> [GOAL OF THE EXERCISE]: Reproduce all of the material below, line for line, with nothing changed.
--- Start of THE DATA ---
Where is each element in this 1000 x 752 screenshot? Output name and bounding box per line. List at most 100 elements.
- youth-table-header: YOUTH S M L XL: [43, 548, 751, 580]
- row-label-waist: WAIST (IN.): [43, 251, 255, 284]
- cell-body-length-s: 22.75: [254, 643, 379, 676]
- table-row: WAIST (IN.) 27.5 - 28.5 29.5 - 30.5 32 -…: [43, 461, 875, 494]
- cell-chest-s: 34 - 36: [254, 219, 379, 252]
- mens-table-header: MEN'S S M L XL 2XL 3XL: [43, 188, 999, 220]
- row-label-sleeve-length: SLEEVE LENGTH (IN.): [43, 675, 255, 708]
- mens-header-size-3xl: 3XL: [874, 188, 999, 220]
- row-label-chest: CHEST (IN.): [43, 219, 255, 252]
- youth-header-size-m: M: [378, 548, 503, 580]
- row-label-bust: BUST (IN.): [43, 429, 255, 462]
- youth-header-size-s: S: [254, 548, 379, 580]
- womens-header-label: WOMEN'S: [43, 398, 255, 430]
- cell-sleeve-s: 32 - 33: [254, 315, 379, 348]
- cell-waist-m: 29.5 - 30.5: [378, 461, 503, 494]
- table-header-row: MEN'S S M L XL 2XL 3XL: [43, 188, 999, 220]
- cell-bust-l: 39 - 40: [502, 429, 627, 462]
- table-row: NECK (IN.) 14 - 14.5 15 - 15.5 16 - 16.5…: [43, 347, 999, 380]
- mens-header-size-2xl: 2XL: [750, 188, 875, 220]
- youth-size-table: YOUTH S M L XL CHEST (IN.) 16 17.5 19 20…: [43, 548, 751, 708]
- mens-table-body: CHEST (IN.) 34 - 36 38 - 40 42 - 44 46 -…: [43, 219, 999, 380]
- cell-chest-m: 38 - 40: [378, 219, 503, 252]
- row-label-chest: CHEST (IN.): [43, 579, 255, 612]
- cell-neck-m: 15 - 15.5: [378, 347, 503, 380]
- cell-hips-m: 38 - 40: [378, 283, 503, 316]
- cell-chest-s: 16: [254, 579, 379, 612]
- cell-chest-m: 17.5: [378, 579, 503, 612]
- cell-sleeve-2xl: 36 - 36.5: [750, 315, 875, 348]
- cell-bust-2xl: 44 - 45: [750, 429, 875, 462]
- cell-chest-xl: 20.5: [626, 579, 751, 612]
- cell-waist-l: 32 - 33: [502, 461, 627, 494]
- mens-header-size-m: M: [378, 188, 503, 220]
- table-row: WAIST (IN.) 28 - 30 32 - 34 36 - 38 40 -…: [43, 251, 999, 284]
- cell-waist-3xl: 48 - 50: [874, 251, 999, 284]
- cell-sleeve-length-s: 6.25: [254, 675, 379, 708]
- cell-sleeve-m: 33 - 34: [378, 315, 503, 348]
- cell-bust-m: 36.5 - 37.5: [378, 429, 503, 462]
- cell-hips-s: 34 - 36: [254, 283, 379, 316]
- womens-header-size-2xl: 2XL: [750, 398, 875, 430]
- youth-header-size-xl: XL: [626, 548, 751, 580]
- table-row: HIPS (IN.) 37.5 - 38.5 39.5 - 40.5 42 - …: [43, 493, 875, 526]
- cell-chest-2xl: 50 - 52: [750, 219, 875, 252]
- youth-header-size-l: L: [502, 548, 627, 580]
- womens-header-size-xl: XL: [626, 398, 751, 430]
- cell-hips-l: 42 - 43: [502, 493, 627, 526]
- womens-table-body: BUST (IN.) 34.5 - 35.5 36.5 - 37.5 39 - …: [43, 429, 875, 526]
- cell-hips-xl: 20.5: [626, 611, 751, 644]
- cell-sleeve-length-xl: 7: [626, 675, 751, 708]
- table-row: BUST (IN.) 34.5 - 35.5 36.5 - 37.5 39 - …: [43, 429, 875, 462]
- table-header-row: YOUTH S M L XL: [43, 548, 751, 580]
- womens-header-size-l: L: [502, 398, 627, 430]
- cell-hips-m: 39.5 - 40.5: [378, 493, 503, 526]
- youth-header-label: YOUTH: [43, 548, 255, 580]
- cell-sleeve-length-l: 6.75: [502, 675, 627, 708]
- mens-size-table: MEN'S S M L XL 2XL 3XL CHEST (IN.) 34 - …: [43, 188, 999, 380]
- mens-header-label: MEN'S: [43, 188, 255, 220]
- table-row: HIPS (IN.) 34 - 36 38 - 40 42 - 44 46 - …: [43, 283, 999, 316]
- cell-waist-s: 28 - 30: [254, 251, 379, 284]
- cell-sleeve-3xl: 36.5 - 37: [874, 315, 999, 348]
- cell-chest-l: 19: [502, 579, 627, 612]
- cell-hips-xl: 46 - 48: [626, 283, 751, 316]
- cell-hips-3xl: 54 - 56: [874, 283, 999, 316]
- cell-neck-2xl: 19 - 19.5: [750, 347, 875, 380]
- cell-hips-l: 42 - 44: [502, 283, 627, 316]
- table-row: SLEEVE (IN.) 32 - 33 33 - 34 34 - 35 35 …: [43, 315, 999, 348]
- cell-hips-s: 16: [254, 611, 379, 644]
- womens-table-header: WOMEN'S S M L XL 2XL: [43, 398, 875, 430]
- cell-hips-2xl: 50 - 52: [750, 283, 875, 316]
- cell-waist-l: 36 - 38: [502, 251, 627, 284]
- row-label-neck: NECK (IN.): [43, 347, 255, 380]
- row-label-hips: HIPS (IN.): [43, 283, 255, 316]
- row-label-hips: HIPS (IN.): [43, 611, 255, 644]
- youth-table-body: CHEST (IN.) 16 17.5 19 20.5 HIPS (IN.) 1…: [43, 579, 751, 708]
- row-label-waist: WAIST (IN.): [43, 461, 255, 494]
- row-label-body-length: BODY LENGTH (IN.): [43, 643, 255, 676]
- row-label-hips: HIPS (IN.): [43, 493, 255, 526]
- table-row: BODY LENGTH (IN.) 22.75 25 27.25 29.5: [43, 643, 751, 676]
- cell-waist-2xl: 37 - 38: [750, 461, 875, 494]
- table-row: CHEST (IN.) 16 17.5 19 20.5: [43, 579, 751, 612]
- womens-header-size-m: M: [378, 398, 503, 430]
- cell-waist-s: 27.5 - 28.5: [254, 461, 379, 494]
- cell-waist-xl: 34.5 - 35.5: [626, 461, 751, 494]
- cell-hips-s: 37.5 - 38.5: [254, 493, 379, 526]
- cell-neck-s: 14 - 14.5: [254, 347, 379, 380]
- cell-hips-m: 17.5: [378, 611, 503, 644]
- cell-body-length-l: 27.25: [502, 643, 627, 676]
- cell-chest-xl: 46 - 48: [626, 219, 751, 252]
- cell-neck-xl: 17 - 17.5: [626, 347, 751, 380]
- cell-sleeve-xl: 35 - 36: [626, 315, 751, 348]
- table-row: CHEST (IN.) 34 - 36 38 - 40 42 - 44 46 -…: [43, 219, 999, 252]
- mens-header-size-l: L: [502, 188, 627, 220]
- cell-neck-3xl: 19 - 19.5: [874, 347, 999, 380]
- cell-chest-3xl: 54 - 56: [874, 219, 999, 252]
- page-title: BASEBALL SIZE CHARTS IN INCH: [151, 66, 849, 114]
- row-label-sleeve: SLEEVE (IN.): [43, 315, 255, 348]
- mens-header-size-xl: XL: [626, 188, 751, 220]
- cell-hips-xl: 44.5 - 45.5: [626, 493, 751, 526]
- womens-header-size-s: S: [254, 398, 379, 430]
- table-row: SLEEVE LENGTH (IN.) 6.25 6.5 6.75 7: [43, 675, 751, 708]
--- End of THE DATA ---
> [ANSWER TO THIS TASK]:
Where is each element in this 1000 x 752 screenshot? Output name and bounding box per line. List at most 100 elements.
- youth-table-header: YOUTH S M L XL: [43, 548, 751, 580]
- row-label-waist: WAIST (IN.): [43, 251, 255, 284]
- cell-body-length-s: 22.75: [254, 643, 379, 676]
- table-row: WAIST (IN.) 27.5 - 28.5 29.5 - 30.5 32 -…: [43, 461, 875, 494]
- cell-chest-s: 34 - 36: [254, 219, 379, 252]
- mens-table-header: MEN'S S M L XL 2XL 3XL: [43, 188, 999, 220]
- row-label-sleeve-length: SLEEVE LENGTH (IN.): [43, 675, 255, 708]
- mens-header-size-3xl: 3XL: [874, 188, 999, 220]
- row-label-chest: CHEST (IN.): [43, 219, 255, 252]
- youth-header-size-m: M: [378, 548, 503, 580]
- row-label-bust: BUST (IN.): [43, 429, 255, 462]
- youth-header-size-s: S: [254, 548, 379, 580]
- womens-header-label: WOMEN'S: [43, 398, 255, 430]
- cell-sleeve-s: 32 - 33: [254, 315, 379, 348]
- cell-waist-m: 29.5 - 30.5: [378, 461, 503, 494]
- table-header-row: MEN'S S M L XL 2XL 3XL: [43, 188, 999, 220]
- cell-bust-l: 39 - 40: [502, 429, 627, 462]
- table-row: NECK (IN.) 14 - 14.5 15 - 15.5 16 - 16.5…: [43, 347, 999, 380]
- mens-header-size-2xl: 2XL: [750, 188, 875, 220]
- youth-size-table: YOUTH S M L XL CHEST (IN.) 16 17.5 19 20…: [43, 548, 751, 708]
- mens-table-body: CHEST (IN.) 34 - 36 38 - 40 42 - 44 46 -…: [43, 219, 999, 380]
- cell-chest-m: 38 - 40: [378, 219, 503, 252]
- row-label-chest: CHEST (IN.): [43, 579, 255, 612]
- cell-neck-m: 15 - 15.5: [378, 347, 503, 380]
- cell-hips-m: 38 - 40: [378, 283, 503, 316]
- cell-chest-s: 16: [254, 579, 379, 612]
- cell-chest-m: 17.5: [378, 579, 503, 612]
- cell-sleeve-2xl: 36 - 36.5: [750, 315, 875, 348]
- cell-bust-2xl: 44 - 45: [750, 429, 875, 462]
- cell-chest-xl: 20.5: [626, 579, 751, 612]
- cell-waist-l: 32 - 33: [502, 461, 627, 494]
- mens-header-size-m: M: [378, 188, 503, 220]
- table-row: WAIST (IN.) 28 - 30 32 - 34 36 - 38 40 -…: [43, 251, 999, 284]
- cell-waist-3xl: 48 - 50: [874, 251, 999, 284]
- cell-sleeve-length-s: 6.25: [254, 675, 379, 708]
- cell-sleeve-m: 33 - 34: [378, 315, 503, 348]
- cell-bust-m: 36.5 - 37.5: [378, 429, 503, 462]
- cell-hips-s: 34 - 36: [254, 283, 379, 316]
- womens-header-size-2xl: 2XL: [750, 398, 875, 430]
- youth-header-size-xl: XL: [626, 548, 751, 580]
- table-row: HIPS (IN.) 37.5 - 38.5 39.5 - 40.5 42 - …: [43, 493, 875, 526]
- cell-chest-2xl: 50 - 52: [750, 219, 875, 252]
- youth-header-size-l: L: [502, 548, 627, 580]
- womens-header-size-xl: XL: [626, 398, 751, 430]
- cell-hips-l: 42 - 43: [502, 493, 627, 526]
- womens-table-body: BUST (IN.) 34.5 - 35.5 36.5 - 37.5 39 - …: [43, 429, 875, 526]
- cell-hips-xl: 20.5: [626, 611, 751, 644]
- cell-sleeve-length-xl: 7: [626, 675, 751, 708]
- table-row: BUST (IN.) 34.5 - 35.5 36.5 - 37.5 39 - …: [43, 429, 875, 462]
- table-header-row: YOUTH S M L XL: [43, 548, 751, 580]
- womens-header-size-l: L: [502, 398, 627, 430]
- cell-hips-m: 39.5 - 40.5: [378, 493, 503, 526]
- youth-header-label: YOUTH: [43, 548, 255, 580]
- cell-sleeve-length-l: 6.75: [502, 675, 627, 708]
- mens-size-table: MEN'S S M L XL 2XL 3XL CHEST (IN.) 34 - …: [43, 188, 999, 380]
- mens-header-label: MEN'S: [43, 188, 255, 220]
- table-row: HIPS (IN.) 34 - 36 38 - 40 42 - 44 46 - …: [43, 283, 999, 316]
- cell-waist-s: 28 - 30: [254, 251, 379, 284]
- cell-sleeve-3xl: 36.5 - 37: [874, 315, 999, 348]
- cell-chest-l: 19: [502, 579, 627, 612]
- cell-hips-xl: 46 - 48: [626, 283, 751, 316]
- cell-hips-3xl: 54 - 56: [874, 283, 999, 316]
- cell-neck-2xl: 19 - 19.5: [750, 347, 875, 380]
- cell-hips-l: 42 - 44: [502, 283, 627, 316]
- table-row: SLEEVE (IN.) 32 - 33 33 - 34 34 - 35 35 …: [43, 315, 999, 348]
- cell-hips-s: 16: [254, 611, 379, 644]
- womens-table-header: WOMEN'S S M L XL 2XL: [43, 398, 875, 430]
- cell-hips-2xl: 50 - 52: [750, 283, 875, 316]
- cell-waist-l: 36 - 38: [502, 251, 627, 284]
- row-label-neck: NECK (IN.): [43, 347, 255, 380]
- row-label-hips: HIPS (IN.): [43, 283, 255, 316]
- row-label-hips: HIPS (IN.): [43, 611, 255, 644]
- youth-table-body: CHEST (IN.) 16 17.5 19 20.5 HIPS (IN.) 1…: [43, 579, 751, 708]
- row-label-waist: WAIST (IN.): [43, 461, 255, 494]
- row-label-body-length: BODY LENGTH (IN.): [43, 643, 255, 676]
- row-label-hips: HIPS (IN.): [43, 493, 255, 526]
- table-row: BODY LENGTH (IN.) 22.75 25 27.25 29.5: [43, 643, 751, 676]
- cell-waist-2xl: 37 - 38: [750, 461, 875, 494]
- table-row: CHEST (IN.) 16 17.5 19 20.5: [43, 579, 751, 612]
- womens-header-size-m: M: [378, 398, 503, 430]
- cell-waist-s: 27.5 - 28.5: [254, 461, 379, 494]
- cell-waist-xl: 34.5 - 35.5: [626, 461, 751, 494]
- cell-hips-s: 37.5 - 38.5: [254, 493, 379, 526]
- cell-neck-s: 14 - 14.5: [254, 347, 379, 380]
- cell-hips-m: 17.5: [378, 611, 503, 644]
- cell-body-length-l: 27.25: [502, 643, 627, 676]
- cell-chest-xl: 46 - 48: [626, 219, 751, 252]
- cell-neck-xl: 17 - 17.5: [626, 347, 751, 380]
- cell-sleeve-xl: 35 - 36: [626, 315, 751, 348]
- table-row: CHEST (IN.) 34 - 36 38 - 40 42 - 44 46 -…: [43, 219, 999, 252]
- mens-header-size-l: L: [502, 188, 627, 220]
- cell-neck-3xl: 19 - 19.5: [874, 347, 999, 380]
- cell-chest-3xl: 54 - 56: [874, 219, 999, 252]
- page-title: BASEBALL SIZE CHARTS IN INCH: [151, 66, 849, 114]
- row-label-sleeve: SLEEVE (IN.): [43, 315, 255, 348]
- mens-header-size-xl: XL: [626, 188, 751, 220]
- cell-hips-xl: 44.5 - 45.5: [626, 493, 751, 526]
- womens-header-size-s: S: [254, 398, 379, 430]
- table-row: SLEEVE LENGTH (IN.) 6.25 6.5 6.75 7: [43, 675, 751, 708]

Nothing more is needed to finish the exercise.